**Task**. Retype the whole listing, please, keeping every line exact and dropping the pictures.

________________________________________

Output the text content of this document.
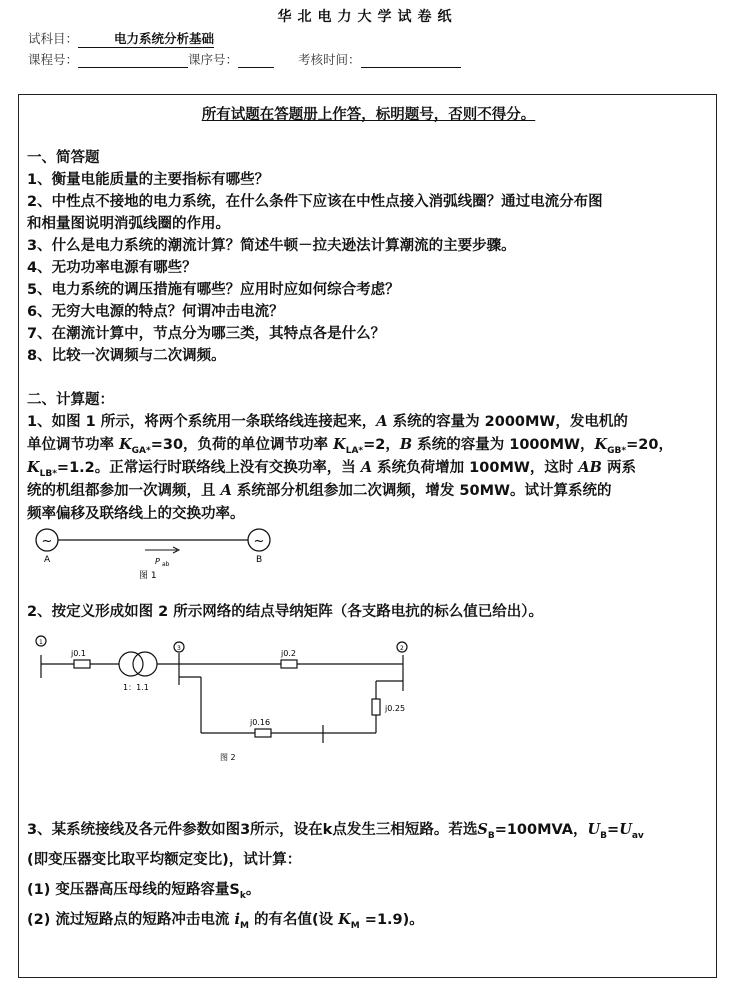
华北电力大学试卷纸
试科目：	电力系统分析基础
课程号：	课序号：	考核时间：
所有试题在答题册上作答，标明题号，否则不得分。
一、简答题
1、衡量电能质量的主要指标有哪些？
2、中性点不接地的电力系统，在什么条件下应该在中性点接入消弧线圈？通过电流分布图
和相量图说明消弧线圈的作用。
3、什么是电力系统的潮流计算？简述牛顿－拉夫逊法计算潮流的主要步骤。
4、无功功率电源有哪些？
5、电力系统的调压措施有哪些？应用时应如何综合考虑？
6、无穷大电源的特点？何谓冲击电流？
7、在潮流计算中，节点分为哪三类，其特点各是什么？
8、比较一次调频与二次调频。
二、计算题：
1、如图 1 所示，将两个系统用一条联络线连接起来，A 系统的容量为 2000MW，发电机的
单位调节功率 $K_{GA*}=30$，负荷的单位调节功率 $K_{LA*}=2$，B 系统的容量为 1000MW，$K_{GB*}=20$，
$K_{LB*}=1.2$。正常运行时联络线上没有交换功率，当 A 系统负荷增加 100MW，这时 AB 两系
统的机组都参加一次调频，且 A 系统部分机组参加二次调频，增发 50MW。试计算系统的
频率偏移及联络线上的交换功率。
2、按定义形成如图 2 所示网络的结点导纳矩阵（各支路电抗的标么值已给出）。
3、某系统接线及各元件参数如图3所示，设在k点发生三相短路。若选$S_B=100MVA$，$U_B=U_{av}$
(即变压器变比取平均额定变比)，试计算：
(1) 变压器高压母线的短路容量$S_k$。
(2) 流过短路点的短路冲击电流 $i_M$ 的有名值(设 $K_M =1.9$)。
~	~
P ab
A	B
图 1
1
3	2
j0.1
1：1.1
j0.2
j0.25
j0.16
图 2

________________________________________

**Output for this exercise**.
Output the text content of this document.
华北电力大学试卷纸
试科目：	电力系统分析基础
课程号：	课序号：	考核时间：
所有试题在答题册上作答，标明题号，否则不得分。
一、简答题
1、衡量电能质量的主要指标有哪些？
2、中性点不接地的电力系统，在什么条件下应该在中性点接入消弧线圈？通过电流分布图
和相量图说明消弧线圈的作用。
3、什么是电力系统的潮流计算？简述牛顿－拉夫逊法计算潮流的主要步骤。
4、无功功率电源有哪些？
5、电力系统的调压措施有哪些？应用时应如何综合考虑？
6、无穷大电源的特点？何谓冲击电流？
7、在潮流计算中，节点分为哪三类，其特点各是什么？
8、比较一次调频与二次调频。
二、计算题：
1、如图 1 所示，将两个系统用一条联络线连接起来，A 系统的容量为 2000MW，发电机的
单位调节功率 $K_{GA*}=30$，负荷的单位调节功率 $K_{LA*}=2$，B 系统的容量为 1000MW，$K_{GB*}=20$，
$K_{LB*}=1.2$。正常运行时联络线上没有交换功率，当 A 系统负荷增加 100MW，这时 AB 两系
统的机组都参加一次调频，且 A 系统部分机组参加二次调频，增发 50MW。试计算系统的
频率偏移及联络线上的交换功率。
2、按定义形成如图 2 所示网络的结点导纳矩阵（各支路电抗的标么值已给出）。
3、某系统接线及各元件参数如图3所示，设在k点发生三相短路。若选$S_B=100MVA$，$U_B=U_{av}$
(即变压器变比取平均额定变比)，试计算：
(1) 变压器高压母线的短路容量$S_k$。
(2) 流过短路点的短路冲击电流 $i_M$ 的有名值(设 $K_M =1.9$)。
~	~
P ab
A	B
图 1
1
3	2
j0.1
1：1.1
j0.2
j0.25
j0.16
图 2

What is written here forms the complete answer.